(Exercise materials)
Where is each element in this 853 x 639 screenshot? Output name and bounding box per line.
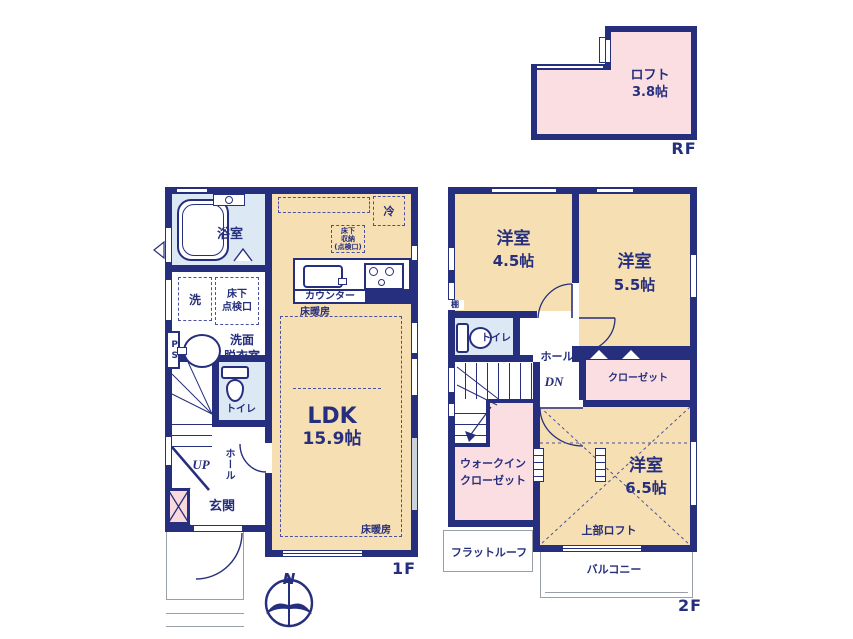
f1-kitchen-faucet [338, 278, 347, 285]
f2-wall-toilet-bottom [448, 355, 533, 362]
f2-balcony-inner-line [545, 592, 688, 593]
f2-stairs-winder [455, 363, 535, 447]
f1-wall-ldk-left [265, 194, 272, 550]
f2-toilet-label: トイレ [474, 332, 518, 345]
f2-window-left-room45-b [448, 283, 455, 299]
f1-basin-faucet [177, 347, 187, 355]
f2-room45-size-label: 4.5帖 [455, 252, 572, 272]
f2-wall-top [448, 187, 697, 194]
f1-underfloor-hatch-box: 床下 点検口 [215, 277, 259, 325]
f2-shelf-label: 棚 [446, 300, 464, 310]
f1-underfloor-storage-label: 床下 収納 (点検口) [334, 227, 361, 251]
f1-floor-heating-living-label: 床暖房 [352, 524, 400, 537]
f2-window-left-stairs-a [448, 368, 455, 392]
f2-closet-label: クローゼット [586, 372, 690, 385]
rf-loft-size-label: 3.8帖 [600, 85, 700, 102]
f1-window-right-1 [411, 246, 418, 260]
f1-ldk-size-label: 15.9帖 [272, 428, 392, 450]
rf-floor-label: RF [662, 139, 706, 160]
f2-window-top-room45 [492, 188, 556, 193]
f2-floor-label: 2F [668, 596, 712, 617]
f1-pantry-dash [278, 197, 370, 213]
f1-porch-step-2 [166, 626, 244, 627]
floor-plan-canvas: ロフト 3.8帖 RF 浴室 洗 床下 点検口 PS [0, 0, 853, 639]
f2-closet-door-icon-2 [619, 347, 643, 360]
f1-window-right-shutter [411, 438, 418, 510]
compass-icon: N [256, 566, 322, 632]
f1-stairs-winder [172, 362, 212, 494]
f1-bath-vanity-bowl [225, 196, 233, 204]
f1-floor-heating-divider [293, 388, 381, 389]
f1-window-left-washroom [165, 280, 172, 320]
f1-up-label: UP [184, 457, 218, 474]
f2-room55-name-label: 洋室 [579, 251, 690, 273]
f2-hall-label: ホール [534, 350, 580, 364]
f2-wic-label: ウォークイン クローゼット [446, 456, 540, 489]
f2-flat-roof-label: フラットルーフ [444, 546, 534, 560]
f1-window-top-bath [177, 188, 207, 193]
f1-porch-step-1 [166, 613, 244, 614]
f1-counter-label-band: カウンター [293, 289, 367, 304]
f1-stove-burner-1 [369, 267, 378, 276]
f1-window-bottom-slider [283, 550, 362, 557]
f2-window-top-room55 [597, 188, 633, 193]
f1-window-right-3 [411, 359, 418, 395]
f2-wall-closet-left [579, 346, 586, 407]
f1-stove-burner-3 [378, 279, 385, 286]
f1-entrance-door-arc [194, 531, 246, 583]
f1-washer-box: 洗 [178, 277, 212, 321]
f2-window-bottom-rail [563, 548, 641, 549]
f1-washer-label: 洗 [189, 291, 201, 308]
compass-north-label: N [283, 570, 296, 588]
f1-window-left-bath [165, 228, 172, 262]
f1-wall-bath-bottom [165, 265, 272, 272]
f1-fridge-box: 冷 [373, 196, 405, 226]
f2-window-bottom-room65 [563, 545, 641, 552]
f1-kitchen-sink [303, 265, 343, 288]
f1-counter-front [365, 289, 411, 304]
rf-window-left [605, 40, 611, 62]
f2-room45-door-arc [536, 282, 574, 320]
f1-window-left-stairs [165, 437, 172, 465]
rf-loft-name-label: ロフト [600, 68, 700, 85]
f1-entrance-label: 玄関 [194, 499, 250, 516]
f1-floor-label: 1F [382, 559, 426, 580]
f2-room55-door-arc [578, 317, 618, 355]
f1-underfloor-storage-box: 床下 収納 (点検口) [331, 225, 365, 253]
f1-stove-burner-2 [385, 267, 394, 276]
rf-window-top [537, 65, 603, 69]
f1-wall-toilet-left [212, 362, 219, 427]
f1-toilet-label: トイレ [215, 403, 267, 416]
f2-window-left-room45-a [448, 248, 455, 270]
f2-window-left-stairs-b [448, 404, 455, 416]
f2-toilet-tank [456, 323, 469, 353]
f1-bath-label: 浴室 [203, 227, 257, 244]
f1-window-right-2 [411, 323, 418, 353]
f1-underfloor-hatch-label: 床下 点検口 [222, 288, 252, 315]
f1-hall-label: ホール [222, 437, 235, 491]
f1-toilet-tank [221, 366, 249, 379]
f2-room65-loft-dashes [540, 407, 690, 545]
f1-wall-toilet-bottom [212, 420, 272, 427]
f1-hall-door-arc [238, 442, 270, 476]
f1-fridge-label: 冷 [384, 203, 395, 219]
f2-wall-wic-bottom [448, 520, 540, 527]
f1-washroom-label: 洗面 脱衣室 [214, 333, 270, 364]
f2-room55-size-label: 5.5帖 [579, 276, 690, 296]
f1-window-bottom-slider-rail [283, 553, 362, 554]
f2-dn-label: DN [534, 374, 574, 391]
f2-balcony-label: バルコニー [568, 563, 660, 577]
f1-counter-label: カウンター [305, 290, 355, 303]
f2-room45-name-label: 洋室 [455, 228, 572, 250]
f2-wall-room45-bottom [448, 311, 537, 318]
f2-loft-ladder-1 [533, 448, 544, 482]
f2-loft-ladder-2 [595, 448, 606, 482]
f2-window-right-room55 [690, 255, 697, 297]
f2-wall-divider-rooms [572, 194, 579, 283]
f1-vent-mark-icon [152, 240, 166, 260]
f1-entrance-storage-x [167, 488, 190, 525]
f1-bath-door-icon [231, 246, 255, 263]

==

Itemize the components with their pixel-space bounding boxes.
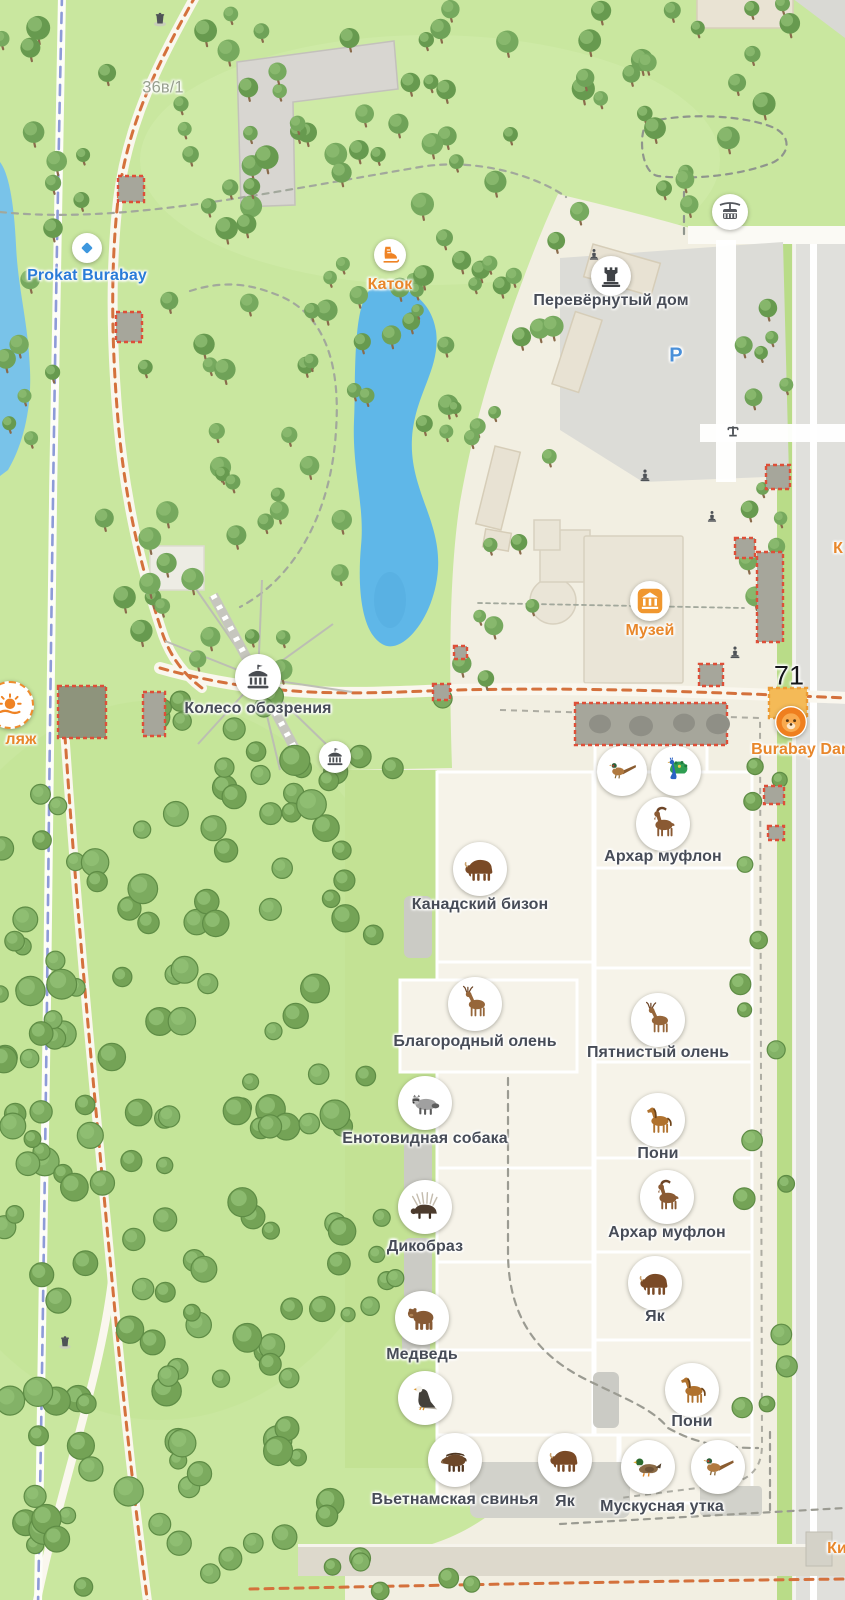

(Task statement) Copy the items from the line containing "Where is each" through the line containing "f2-window-left-stairs-a [448, 368, 455, 392]", changing "screenshot" to "floor plan image" and keeping everything else the same. Omit the picture.

(Complete output)
Where is each element in this 853 x 639 floor plan image? Output name and bounding box per line.
f1-kitchen-faucet [338, 278, 347, 285]
f2-wall-toilet-bottom [448, 355, 533, 362]
f2-balcony-inner-line [545, 592, 688, 593]
f2-stairs-winder [455, 363, 535, 447]
f1-wall-ldk-left [265, 194, 272, 550]
f2-toilet-label: トイレ [474, 332, 518, 345]
f2-window-left-room45-b [448, 283, 455, 299]
f1-basin-faucet [177, 347, 187, 355]
f2-room45-size-label: 4.5帖 [455, 252, 572, 272]
f2-wall-top [448, 187, 697, 194]
f1-underfloor-hatch-box: 床下 点検口 [215, 277, 259, 325]
f2-shelf-label: 棚 [446, 300, 464, 310]
f1-underfloor-storage-label: 床下 収納 (点検口) [334, 227, 361, 251]
f1-floor-heating-living-label: 床暖房 [352, 524, 400, 537]
f2-window-left-stairs-a [448, 368, 455, 392]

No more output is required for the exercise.